> What you should do: In the entries that follow, find the word "values" and report each line it is on.

> Data entries:
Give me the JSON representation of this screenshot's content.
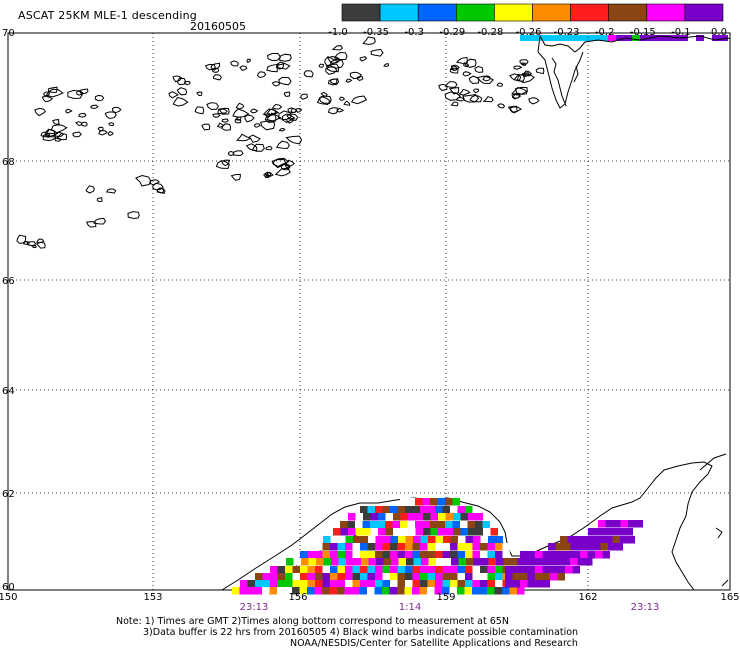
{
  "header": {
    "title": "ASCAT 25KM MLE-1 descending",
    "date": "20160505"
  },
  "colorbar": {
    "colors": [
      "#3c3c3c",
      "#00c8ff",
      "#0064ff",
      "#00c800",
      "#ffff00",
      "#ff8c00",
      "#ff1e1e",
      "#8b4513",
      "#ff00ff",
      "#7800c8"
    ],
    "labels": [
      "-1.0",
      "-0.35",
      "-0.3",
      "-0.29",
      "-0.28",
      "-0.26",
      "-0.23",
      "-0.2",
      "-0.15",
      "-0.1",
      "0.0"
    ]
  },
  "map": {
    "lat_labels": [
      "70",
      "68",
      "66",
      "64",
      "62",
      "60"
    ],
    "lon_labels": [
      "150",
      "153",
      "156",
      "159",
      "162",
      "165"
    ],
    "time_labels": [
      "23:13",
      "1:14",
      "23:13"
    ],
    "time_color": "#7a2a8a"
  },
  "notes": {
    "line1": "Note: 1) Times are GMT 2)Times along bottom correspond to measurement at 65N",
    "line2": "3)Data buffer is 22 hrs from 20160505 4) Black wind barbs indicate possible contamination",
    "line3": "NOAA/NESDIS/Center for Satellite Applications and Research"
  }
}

...

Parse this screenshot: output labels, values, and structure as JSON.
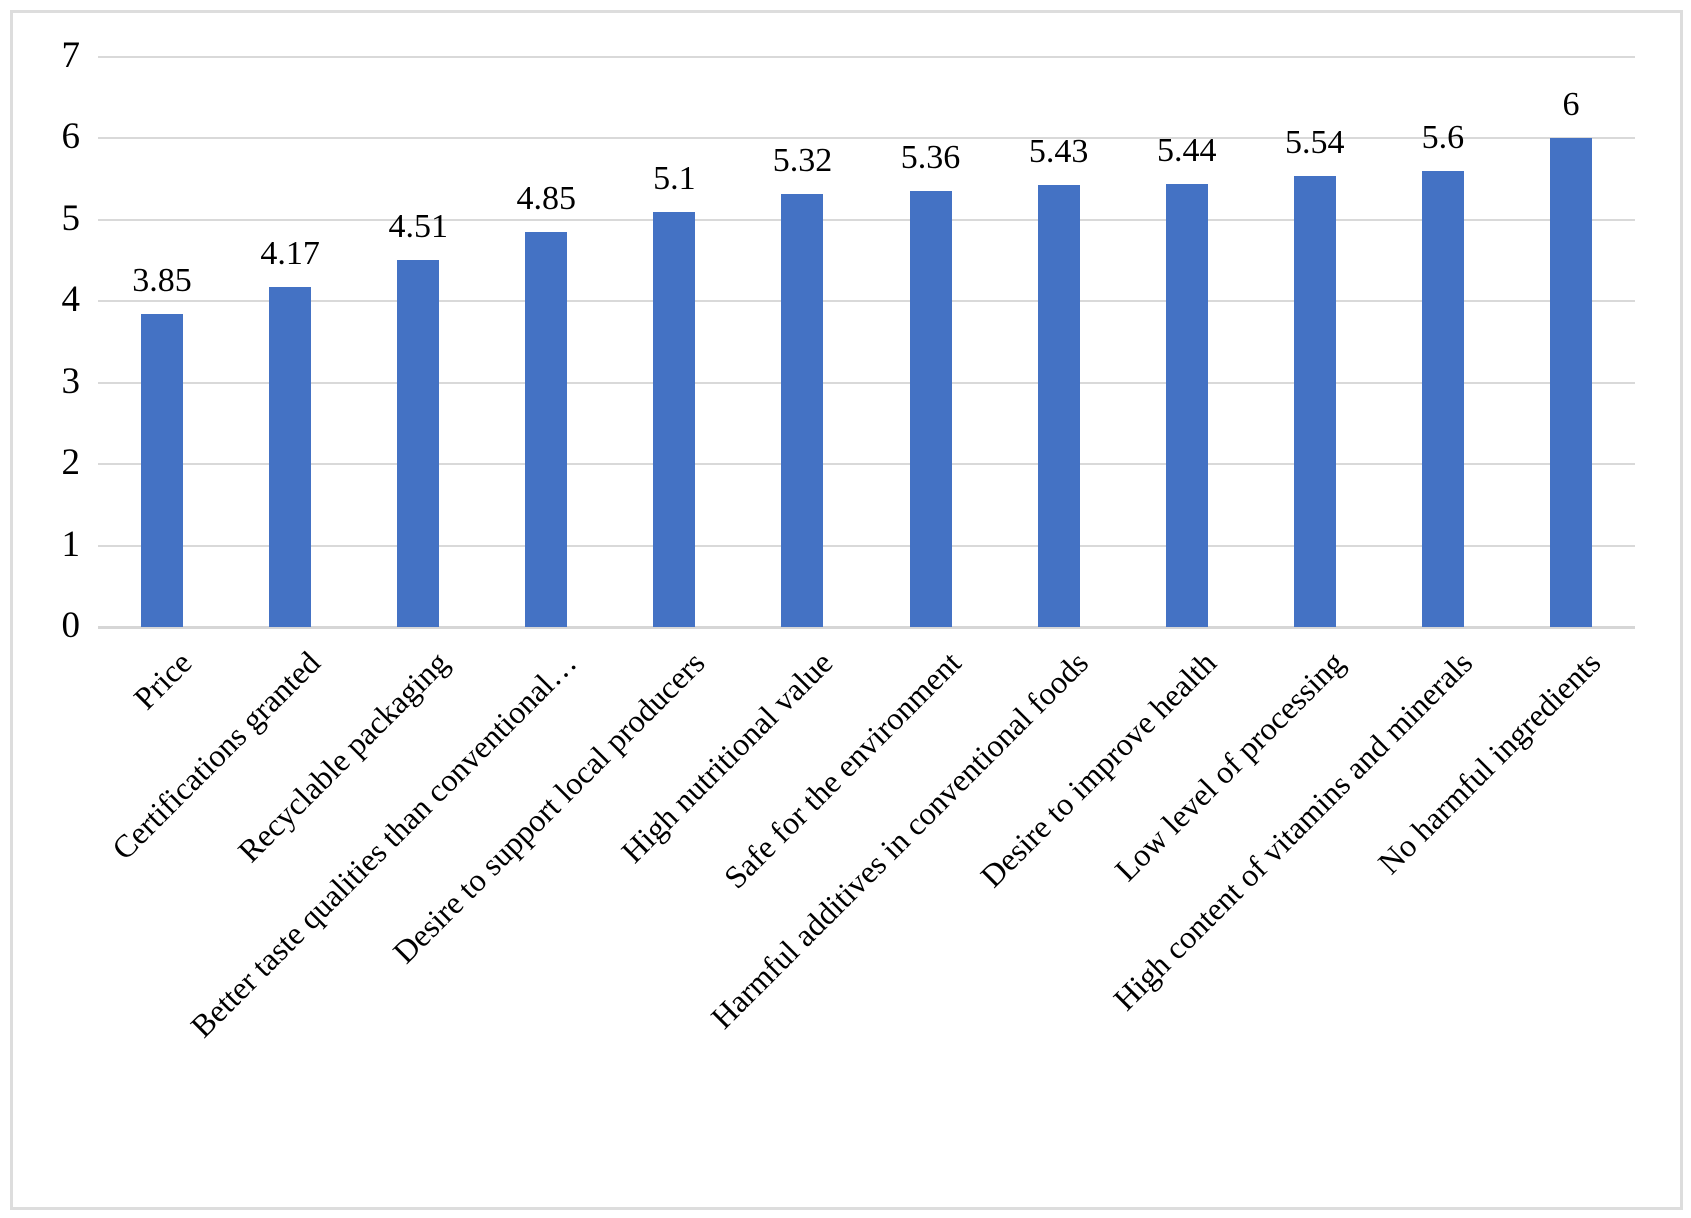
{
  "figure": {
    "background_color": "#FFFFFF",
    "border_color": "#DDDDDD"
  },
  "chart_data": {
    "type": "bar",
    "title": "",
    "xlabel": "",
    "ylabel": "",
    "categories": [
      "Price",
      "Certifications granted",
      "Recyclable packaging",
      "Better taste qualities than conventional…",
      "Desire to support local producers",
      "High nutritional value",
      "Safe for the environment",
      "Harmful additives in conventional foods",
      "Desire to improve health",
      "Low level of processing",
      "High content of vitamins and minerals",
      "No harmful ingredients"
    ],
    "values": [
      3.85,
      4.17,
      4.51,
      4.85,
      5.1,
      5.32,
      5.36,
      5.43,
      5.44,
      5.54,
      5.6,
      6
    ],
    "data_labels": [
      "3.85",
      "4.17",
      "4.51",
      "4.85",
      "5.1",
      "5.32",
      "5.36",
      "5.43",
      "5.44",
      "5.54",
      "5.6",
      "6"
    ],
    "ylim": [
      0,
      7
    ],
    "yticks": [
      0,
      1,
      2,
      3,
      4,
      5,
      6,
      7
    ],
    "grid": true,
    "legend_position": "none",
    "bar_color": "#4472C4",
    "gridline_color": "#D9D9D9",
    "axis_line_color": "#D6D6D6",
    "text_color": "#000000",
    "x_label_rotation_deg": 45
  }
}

> Output for this exercise:
Parse this screenshot: output labels, values, and structure as JSON.
    "values": [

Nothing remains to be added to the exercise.